> [SHORT PROBLEM]: Extract all data as written.

= = = =

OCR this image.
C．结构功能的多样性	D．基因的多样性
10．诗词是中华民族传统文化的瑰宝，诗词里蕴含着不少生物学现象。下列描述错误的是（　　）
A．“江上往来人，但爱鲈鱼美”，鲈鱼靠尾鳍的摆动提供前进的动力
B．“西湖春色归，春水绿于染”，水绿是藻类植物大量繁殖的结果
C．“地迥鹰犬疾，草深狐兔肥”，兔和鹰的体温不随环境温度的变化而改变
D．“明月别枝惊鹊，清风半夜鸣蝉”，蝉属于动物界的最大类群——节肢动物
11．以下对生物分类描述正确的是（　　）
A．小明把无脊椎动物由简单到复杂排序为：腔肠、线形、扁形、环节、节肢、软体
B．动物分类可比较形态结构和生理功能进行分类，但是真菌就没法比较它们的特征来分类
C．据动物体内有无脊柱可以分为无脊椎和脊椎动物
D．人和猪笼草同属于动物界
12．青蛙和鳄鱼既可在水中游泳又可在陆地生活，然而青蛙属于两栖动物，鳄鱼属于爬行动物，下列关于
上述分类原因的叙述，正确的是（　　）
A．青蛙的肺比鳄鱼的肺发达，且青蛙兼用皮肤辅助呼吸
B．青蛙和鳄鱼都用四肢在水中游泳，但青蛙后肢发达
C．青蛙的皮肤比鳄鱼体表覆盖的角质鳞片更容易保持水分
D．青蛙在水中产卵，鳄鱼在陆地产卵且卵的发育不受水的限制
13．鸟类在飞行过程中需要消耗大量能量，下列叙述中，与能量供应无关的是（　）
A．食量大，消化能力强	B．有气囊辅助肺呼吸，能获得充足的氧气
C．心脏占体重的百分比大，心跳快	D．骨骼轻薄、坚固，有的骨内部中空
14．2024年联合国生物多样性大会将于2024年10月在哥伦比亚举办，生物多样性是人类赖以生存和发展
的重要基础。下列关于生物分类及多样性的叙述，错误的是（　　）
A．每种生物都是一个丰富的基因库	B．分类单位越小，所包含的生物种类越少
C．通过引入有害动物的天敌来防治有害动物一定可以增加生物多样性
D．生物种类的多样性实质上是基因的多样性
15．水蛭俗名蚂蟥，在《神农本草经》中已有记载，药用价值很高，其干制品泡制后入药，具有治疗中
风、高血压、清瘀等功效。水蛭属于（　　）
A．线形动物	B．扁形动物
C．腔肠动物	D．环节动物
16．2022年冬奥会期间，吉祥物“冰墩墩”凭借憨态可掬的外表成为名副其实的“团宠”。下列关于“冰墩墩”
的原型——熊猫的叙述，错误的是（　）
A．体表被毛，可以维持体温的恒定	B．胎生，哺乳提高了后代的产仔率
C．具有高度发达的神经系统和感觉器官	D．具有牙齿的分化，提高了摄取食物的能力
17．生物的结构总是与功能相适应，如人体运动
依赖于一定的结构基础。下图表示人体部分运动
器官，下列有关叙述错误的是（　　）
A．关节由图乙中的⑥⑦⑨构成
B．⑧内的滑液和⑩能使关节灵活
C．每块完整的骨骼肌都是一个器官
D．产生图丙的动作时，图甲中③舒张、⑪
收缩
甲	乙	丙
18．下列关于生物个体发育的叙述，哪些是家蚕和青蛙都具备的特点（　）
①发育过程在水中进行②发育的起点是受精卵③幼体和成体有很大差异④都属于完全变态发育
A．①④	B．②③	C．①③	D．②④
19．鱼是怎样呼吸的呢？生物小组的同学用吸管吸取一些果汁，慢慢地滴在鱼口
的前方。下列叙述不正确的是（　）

= = = =

> [WRITTEN SOLUTION]:
OCR this image.
C．结构功能的多样性	D．基因的多样性
10．诗词是中华民族传统文化的瑰宝，诗词里蕴含着不少生物学现象。下列描述错误的是（　　）
A．“江上往来人，但爱鲈鱼美”，鲈鱼靠尾鳍的摆动提供前进的动力
B．“西湖春色归，春水绿于染”，水绿是藻类植物大量繁殖的结果
C．“地迥鹰犬疾，草深狐兔肥”，兔和鹰的体温不随环境温度的变化而改变
D．“明月别枝惊鹊，清风半夜鸣蝉”，蝉属于动物界的最大类群——节肢动物
11．以下对生物分类描述正确的是（　　）
A．小明把无脊椎动物由简单到复杂排序为：腔肠、线形、扁形、环节、节肢、软体
B．动物分类可比较形态结构和生理功能进行分类，但是真菌就没法比较它们的特征来分类
C．据动物体内有无脊柱可以分为无脊椎和脊椎动物
D．人和猪笼草同属于动物界
12．青蛙和鳄鱼既可在水中游泳又可在陆地生活，然而青蛙属于两栖动物，鳄鱼属于爬行动物，下列关于
上述分类原因的叙述，正确的是（　　）
A．青蛙的肺比鳄鱼的肺发达，且青蛙兼用皮肤辅助呼吸
B．青蛙和鳄鱼都用四肢在水中游泳，但青蛙后肢发达
C．青蛙的皮肤比鳄鱼体表覆盖的角质鳞片更容易保持水分
D．青蛙在水中产卵，鳄鱼在陆地产卵且卵的发育不受水的限制
13．鸟类在飞行过程中需要消耗大量能量，下列叙述中，与能量供应无关的是（　）
A．食量大，消化能力强	B．有气囊辅助肺呼吸，能获得充足的氧气
C．心脏占体重的百分比大，心跳快	D．骨骼轻薄、坚固，有的骨内部中空
14．2024年联合国生物多样性大会将于2024年10月在哥伦比亚举办，生物多样性是人类赖以生存和发展
的重要基础。下列关于生物分类及多样性的叙述，错误的是（　　）
A．每种生物都是一个丰富的基因库	B．分类单位越小，所包含的生物种类越少
C．通过引入有害动物的天敌来防治有害动物一定可以增加生物多样性
D．生物种类的多样性实质上是基因的多样性
15．水蛭俗名蚂蟥，在《神农本草经》中已有记载，药用价值很高，其干制品泡制后入药，具有治疗中
风、高血压、清瘀等功效。水蛭属于（　　）
A．线形动物	B．扁形动物
C．腔肠动物	D．环节动物
16．2022年冬奥会期间，吉祥物“冰墩墩”凭借憨态可掬的外表成为名副其实的“团宠”。下列关于“冰墩墩”
的原型——熊猫的叙述，错误的是（　）
A．体表被毛，可以维持体温的恒定	B．胎生，哺乳提高了后代的产仔率
C．具有高度发达的神经系统和感觉器官	D．具有牙齿的分化，提高了摄取食物的能力
17．生物的结构总是与功能相适应，如人体运动
依赖于一定的结构基础。下图表示人体部分运动
器官，下列有关叙述错误的是（　　）
A．关节由图乙中的⑥⑦⑨构成
B．⑧内的滑液和⑩能使关节灵活
C．每块完整的骨骼肌都是一个器官
D．产生图丙的动作时，图甲中③舒张、⑪
收缩
甲	乙	丙
18．下列关于生物个体发育的叙述，哪些是家蚕和青蛙都具备的特点（　）
①发育过程在水中进行②发育的起点是受精卵③幼体和成体有很大差异④都属于完全变态发育
A．①④	B．②③	C．①③	D．②④
19．鱼是怎样呼吸的呢？生物小组的同学用吸管吸取一些果汁，慢慢地滴在鱼口
的前方。下列叙述不正确的是（　）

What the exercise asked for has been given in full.